Provided data
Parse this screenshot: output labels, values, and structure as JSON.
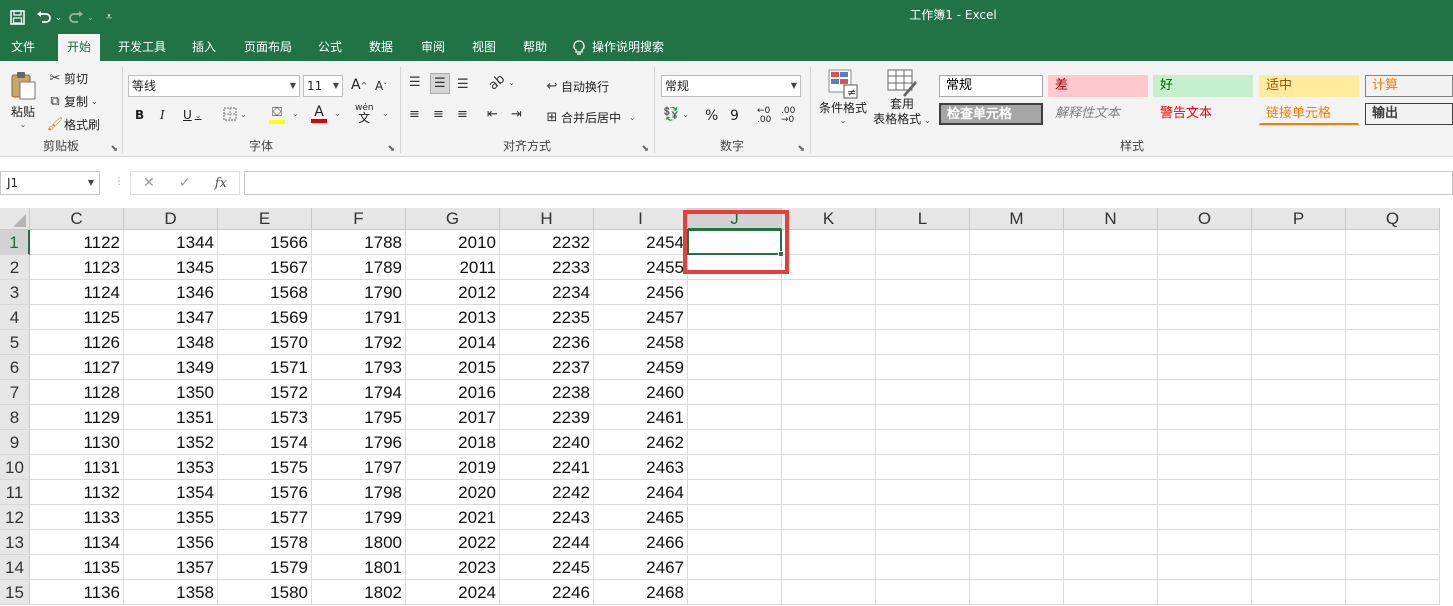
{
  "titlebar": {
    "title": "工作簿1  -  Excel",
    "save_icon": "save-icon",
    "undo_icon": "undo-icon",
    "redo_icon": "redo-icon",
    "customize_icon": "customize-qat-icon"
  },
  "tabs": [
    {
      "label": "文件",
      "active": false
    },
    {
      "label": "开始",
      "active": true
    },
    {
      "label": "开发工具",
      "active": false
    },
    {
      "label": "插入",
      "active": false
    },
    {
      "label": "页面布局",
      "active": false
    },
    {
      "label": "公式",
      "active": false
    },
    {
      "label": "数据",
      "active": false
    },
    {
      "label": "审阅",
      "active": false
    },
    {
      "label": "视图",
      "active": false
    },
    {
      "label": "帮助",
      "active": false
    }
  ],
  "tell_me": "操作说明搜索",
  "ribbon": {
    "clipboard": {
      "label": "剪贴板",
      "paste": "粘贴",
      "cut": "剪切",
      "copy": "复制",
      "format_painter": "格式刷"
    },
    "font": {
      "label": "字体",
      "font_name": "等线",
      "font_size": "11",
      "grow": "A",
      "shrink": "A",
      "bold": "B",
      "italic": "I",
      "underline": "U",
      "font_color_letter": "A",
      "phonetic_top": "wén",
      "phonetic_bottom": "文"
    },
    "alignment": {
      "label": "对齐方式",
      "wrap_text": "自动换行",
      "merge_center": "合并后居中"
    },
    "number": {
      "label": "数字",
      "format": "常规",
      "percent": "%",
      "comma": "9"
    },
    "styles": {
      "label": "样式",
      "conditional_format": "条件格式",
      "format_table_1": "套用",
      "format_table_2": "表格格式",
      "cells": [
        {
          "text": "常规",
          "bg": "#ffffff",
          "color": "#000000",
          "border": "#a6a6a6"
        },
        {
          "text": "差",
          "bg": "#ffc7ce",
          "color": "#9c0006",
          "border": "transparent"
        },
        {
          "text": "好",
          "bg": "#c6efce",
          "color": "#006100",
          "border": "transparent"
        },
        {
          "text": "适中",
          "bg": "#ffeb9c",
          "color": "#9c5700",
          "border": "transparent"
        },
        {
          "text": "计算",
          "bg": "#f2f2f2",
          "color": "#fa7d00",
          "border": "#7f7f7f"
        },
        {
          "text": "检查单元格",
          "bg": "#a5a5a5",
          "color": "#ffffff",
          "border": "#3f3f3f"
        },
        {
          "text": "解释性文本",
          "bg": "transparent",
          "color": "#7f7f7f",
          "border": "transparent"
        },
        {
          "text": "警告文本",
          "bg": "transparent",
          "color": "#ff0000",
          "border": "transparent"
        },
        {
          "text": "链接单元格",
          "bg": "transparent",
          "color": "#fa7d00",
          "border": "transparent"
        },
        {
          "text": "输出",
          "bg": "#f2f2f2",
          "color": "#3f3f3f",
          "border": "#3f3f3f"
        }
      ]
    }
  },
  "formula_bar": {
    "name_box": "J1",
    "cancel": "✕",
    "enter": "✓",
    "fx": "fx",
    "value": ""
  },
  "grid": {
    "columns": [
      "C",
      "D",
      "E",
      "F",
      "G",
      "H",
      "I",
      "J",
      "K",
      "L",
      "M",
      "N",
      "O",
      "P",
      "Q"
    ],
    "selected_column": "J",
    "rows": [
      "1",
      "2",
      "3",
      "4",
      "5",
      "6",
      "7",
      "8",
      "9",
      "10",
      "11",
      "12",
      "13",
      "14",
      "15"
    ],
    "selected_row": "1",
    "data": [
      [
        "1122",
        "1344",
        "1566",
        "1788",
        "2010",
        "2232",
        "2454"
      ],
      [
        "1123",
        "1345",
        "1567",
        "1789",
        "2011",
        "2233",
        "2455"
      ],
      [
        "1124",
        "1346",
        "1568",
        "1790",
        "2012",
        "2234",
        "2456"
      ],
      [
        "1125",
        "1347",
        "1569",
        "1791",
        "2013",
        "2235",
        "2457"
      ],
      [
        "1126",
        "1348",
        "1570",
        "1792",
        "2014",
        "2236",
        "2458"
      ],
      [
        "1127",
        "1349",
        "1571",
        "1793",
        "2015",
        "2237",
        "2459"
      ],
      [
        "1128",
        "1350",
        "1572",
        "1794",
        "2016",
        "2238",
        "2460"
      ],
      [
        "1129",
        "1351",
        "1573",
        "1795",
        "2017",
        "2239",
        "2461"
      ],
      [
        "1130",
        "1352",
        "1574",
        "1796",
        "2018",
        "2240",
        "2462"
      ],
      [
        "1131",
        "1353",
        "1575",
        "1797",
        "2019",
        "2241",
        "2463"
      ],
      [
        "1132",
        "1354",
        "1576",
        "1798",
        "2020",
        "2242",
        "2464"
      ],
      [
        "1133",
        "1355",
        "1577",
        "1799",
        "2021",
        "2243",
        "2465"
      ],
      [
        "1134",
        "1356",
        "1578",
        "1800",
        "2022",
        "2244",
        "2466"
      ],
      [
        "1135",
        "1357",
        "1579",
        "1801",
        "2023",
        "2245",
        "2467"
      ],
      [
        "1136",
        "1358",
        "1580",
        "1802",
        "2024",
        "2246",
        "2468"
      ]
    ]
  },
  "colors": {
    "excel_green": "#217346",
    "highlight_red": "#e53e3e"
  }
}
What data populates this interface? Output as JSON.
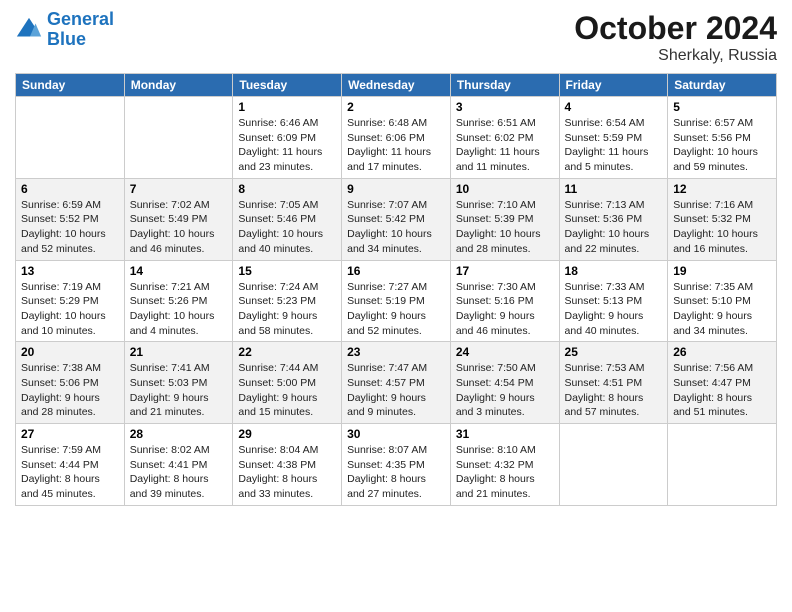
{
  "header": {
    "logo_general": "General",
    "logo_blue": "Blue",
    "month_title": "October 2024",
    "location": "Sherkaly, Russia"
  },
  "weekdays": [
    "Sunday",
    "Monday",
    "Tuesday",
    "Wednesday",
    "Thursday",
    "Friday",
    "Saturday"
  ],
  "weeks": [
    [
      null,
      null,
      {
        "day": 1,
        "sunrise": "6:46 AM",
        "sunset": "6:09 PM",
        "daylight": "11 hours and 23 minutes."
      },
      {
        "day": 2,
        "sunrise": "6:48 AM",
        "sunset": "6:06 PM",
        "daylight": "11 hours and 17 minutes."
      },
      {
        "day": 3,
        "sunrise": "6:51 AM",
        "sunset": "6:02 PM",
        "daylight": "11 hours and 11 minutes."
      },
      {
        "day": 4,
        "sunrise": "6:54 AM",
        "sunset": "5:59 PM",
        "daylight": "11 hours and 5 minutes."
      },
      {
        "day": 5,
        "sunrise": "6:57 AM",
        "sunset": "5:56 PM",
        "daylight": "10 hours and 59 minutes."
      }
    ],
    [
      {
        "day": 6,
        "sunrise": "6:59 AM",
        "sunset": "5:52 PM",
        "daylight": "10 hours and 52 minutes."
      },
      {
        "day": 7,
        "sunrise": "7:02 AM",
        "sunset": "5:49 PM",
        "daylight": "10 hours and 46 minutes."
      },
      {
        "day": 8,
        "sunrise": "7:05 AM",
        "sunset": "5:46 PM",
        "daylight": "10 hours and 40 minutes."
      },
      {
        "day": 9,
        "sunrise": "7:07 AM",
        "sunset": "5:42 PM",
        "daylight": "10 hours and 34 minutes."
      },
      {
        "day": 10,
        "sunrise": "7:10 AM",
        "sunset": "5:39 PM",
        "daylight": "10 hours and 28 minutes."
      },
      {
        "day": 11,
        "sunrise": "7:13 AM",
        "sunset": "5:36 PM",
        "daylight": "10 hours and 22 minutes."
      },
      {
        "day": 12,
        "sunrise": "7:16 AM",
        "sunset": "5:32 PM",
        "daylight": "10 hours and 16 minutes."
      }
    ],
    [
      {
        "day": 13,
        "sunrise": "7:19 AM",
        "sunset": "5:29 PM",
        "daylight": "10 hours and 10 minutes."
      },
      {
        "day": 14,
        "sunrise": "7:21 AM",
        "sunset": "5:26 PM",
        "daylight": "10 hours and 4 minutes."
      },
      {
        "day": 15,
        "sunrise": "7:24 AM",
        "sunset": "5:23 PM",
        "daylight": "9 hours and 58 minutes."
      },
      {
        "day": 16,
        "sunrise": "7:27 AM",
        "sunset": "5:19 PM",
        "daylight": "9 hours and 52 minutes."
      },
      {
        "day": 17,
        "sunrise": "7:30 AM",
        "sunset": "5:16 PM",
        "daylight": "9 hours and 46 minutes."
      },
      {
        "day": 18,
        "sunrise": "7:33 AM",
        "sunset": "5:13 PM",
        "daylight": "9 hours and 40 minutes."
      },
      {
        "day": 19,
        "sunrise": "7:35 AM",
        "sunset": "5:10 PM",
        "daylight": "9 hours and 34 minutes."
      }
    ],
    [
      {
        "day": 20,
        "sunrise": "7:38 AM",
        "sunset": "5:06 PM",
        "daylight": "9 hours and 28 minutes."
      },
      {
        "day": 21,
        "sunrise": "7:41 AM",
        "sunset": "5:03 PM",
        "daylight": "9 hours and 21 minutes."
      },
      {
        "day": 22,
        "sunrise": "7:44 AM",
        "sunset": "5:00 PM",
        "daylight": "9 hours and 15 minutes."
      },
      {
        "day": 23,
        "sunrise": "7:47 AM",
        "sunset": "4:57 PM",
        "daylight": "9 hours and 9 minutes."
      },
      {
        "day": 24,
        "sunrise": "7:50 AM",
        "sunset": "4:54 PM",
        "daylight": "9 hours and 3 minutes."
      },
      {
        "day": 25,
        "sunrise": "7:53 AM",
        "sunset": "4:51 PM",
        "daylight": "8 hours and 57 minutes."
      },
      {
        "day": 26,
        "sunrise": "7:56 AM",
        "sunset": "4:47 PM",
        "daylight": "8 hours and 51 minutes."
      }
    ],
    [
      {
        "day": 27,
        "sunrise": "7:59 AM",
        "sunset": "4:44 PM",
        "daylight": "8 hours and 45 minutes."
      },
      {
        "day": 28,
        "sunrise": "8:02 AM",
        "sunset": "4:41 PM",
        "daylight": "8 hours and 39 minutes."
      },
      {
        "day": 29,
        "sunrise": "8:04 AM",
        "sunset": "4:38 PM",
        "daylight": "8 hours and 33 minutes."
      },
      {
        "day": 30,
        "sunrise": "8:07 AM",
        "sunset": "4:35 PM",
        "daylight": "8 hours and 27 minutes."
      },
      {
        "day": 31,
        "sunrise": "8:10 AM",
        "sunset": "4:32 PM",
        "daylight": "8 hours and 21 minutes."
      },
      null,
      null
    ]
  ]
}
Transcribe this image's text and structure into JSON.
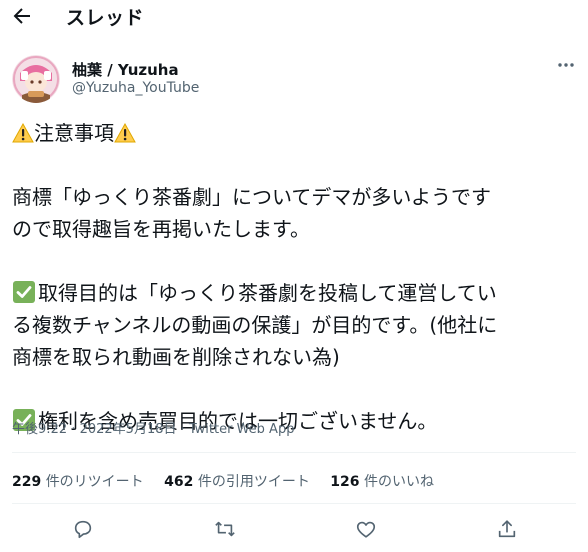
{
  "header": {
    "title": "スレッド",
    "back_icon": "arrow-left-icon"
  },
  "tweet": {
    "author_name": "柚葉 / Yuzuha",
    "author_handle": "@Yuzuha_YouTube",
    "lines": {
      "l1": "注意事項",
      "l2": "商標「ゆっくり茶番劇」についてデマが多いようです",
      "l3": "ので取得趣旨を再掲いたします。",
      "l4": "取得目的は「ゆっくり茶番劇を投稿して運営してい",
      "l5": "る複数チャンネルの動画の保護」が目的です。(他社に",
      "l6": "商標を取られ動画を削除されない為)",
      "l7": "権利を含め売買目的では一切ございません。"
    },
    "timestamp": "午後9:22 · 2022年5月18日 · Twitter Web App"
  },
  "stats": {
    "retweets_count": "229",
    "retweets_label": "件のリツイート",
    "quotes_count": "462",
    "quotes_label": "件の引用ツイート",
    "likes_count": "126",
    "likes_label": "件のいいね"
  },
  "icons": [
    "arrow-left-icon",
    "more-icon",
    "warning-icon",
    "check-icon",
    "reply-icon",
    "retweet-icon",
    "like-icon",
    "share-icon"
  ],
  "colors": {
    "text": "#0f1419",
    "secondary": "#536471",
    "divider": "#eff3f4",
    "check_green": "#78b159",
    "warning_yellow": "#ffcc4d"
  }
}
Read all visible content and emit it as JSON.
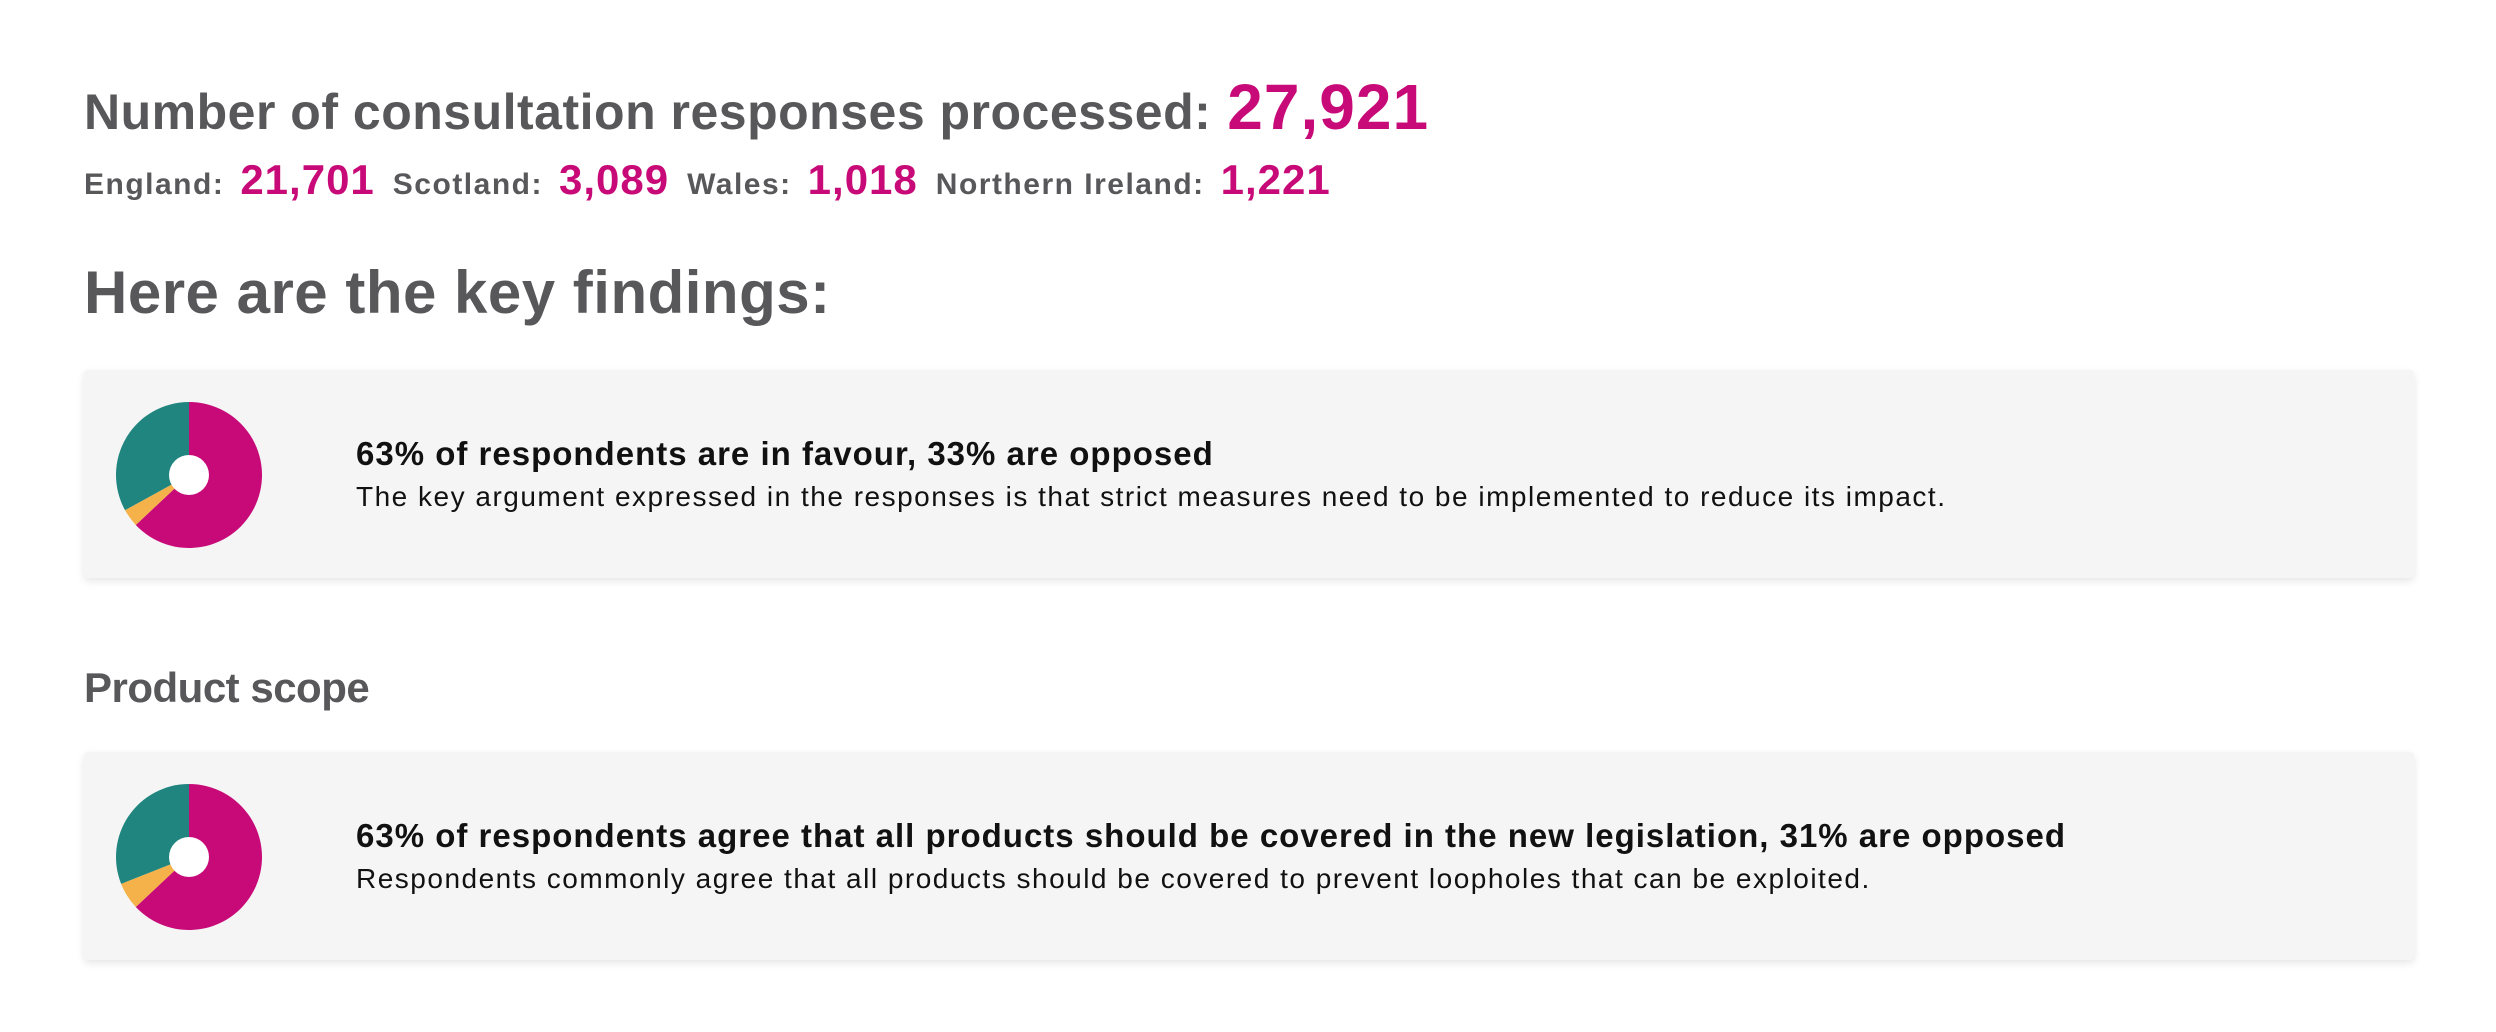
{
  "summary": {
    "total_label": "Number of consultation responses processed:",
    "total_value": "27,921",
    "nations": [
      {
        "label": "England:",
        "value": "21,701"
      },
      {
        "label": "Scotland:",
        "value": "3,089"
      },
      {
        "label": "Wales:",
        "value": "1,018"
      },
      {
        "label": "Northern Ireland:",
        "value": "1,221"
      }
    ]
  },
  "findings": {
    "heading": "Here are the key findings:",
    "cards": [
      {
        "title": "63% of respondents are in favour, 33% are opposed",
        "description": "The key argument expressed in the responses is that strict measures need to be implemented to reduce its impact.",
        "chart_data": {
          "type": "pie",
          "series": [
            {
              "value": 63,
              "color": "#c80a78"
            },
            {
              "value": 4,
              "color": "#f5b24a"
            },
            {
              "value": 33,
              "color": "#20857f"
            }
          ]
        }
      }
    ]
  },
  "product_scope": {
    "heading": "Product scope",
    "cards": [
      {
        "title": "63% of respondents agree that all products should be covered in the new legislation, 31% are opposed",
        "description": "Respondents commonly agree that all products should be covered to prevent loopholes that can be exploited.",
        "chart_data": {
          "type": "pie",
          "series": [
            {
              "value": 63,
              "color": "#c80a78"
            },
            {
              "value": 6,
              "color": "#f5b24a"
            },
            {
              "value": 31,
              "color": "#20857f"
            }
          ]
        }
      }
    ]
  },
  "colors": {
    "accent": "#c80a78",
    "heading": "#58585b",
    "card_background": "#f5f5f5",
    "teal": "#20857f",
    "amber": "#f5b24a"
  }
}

Exercise description
Select all lines in the listing above where the word "this" appears, and show them.

The answer
Parse this screenshot: output labels, values, and structure as JSON.
What data populates this interface? Output as JSON.
Transcribe this image's text and structure into JSON.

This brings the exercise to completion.